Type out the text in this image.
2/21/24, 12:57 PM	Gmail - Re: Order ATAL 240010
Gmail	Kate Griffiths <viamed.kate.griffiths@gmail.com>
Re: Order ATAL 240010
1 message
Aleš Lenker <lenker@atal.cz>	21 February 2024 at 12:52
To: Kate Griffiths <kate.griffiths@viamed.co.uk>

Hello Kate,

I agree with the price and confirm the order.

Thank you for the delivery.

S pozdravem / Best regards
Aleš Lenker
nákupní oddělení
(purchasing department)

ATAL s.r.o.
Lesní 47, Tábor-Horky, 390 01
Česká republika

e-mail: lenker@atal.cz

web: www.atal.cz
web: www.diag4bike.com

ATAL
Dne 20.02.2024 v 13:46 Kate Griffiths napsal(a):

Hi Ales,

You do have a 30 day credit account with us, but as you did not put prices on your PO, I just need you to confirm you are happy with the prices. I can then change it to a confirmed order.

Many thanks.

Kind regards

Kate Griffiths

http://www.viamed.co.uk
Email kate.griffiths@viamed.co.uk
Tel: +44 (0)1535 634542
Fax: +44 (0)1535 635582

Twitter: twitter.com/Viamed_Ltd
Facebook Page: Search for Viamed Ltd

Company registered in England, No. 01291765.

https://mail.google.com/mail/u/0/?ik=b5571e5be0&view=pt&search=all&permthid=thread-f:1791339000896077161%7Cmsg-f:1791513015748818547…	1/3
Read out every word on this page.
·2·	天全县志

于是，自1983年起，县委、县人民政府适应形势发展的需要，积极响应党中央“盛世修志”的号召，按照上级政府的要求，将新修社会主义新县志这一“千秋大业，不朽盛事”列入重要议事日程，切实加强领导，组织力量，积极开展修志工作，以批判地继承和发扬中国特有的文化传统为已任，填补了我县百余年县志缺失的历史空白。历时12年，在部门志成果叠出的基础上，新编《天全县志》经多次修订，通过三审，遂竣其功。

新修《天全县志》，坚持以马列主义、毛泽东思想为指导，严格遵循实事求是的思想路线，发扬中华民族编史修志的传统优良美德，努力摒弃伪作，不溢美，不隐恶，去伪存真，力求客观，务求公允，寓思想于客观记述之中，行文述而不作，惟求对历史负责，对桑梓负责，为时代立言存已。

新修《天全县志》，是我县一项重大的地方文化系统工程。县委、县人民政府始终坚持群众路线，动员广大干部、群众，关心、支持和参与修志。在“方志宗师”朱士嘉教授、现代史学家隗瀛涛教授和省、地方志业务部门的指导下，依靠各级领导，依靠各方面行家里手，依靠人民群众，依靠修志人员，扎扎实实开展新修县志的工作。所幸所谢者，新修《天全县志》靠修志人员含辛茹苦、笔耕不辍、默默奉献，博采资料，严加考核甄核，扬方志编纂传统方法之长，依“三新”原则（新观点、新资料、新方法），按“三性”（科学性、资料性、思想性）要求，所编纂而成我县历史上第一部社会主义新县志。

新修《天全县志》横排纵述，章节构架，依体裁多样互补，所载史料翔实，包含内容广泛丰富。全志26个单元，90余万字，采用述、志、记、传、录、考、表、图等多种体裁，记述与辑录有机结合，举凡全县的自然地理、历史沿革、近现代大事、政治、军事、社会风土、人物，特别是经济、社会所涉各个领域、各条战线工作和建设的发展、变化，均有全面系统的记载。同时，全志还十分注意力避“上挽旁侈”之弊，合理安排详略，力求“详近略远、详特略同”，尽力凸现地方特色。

= Work instructions =
Copy every record exactly, with nothing added or dropped.

= Task response =
Type out the text in this image.
2/21/24, 12:57 PM	Gmail - Re: Order ATAL 240010
Gmail	Kate Griffiths <viamed.kate.griffiths@gmail.com>
Re: Order ATAL 240010
1 message
Aleš Lenker <lenker@atal.cz>	21 February 2024 at 12:52
To: Kate Griffiths <kate.griffiths@viamed.co.uk>

Hello Kate,

I agree with the price and confirm the order.

Thank you for the delivery.

S pozdravem / Best regards
Aleš Lenker
nákupní oddělení
(purchasing department)

ATAL s.r.o.
Lesní 47, Tábor-Horky, 390 01
Česká republika

e-mail: lenker@atal.cz

web: www.atal.cz
web: www.diag4bike.com

ATAL
Dne 20.02.2024 v 13:46 Kate Griffiths napsal(a):

Hi Ales,

You do have a 30 day credit account with us, but as you did not put prices on your PO, I just need you to confirm you are happy with the prices. I can then change it to a confirmed order.

Many thanks.

Kind regards

Kate Griffiths

http://www.viamed.co.uk
Email kate.griffiths@viamed.co.uk
Tel: +44 (0)1535 634542
Fax: +44 (0)1535 635582

Twitter: twitter.com/Viamed_Ltd
Facebook Page: Search for Viamed Ltd

Company registered in England, No. 01291765.

https://mail.google.com/mail/u/0/?ik=b5571e5be0&view=pt&search=all&permthid=thread-f:1791339000896077161%7Cmsg-f:1791513015748818547…	1/3
Read out every word on this page.
·2·	天全县志

于是，自1983年起，县委、县人民政府适应形势发展的需要，积极响应党中央“盛世修志”的号召，按照上级政府的要求，将新修社会主义新县志这一“千秋大业，不朽盛事”列入重要议事日程，切实加强领导，组织力量，积极开展修志工作，以批判地继承和发扬中国特有的文化传统为已任，填补了我县百余年县志缺失的历史空白。历时12年，在部门志成果叠出的基础上，新编《天全县志》经多次修订，通过三审，遂竣其功。

新修《天全县志》，坚持以马列主义、毛泽东思想为指导，严格遵循实事求是的思想路线，发扬中华民族编史修志的传统优良美德，努力摒弃伪作，不溢美，不隐恶，去伪存真，力求客观，务求公允，寓思想于客观记述之中，行文述而不作，惟求对历史负责，对桑梓负责，为时代立言存已。

新修《天全县志》，是我县一项重大的地方文化系统工程。县委、县人民政府始终坚持群众路线，动员广大干部、群众，关心、支持和参与修志。在“方志宗师”朱士嘉教授、现代史学家隗瀛涛教授和省、地方志业务部门的指导下，依靠各级领导，依靠各方面行家里手，依靠人民群众，依靠修志人员，扎扎实实开展新修县志的工作。所幸所谢者，新修《天全县志》靠修志人员含辛茹苦、笔耕不辍、默默奉献，博采资料，严加考核甄核，扬方志编纂传统方法之长，依“三新”原则（新观点、新资料、新方法），按“三性”（科学性、资料性、思想性）要求，所编纂而成我县历史上第一部社会主义新县志。

新修《天全县志》横排纵述，章节构架，依体裁多样互补，所载史料翔实，包含内容广泛丰富。全志26个单元，90余万字，采用述、志、记、传、录、考、表、图等多种体裁，记述与辑录有机结合，举凡全县的自然地理、历史沿革、近现代大事、政治、军事、社会风土、人物，特别是经济、社会所涉各个领域、各条战线工作和建设的发展、变化，均有全面系统的记载。同时，全志还十分注意力避“上挽旁侈”之弊，合理安排详略，力求“详近略远、详特略同”，尽力凸现地方特色。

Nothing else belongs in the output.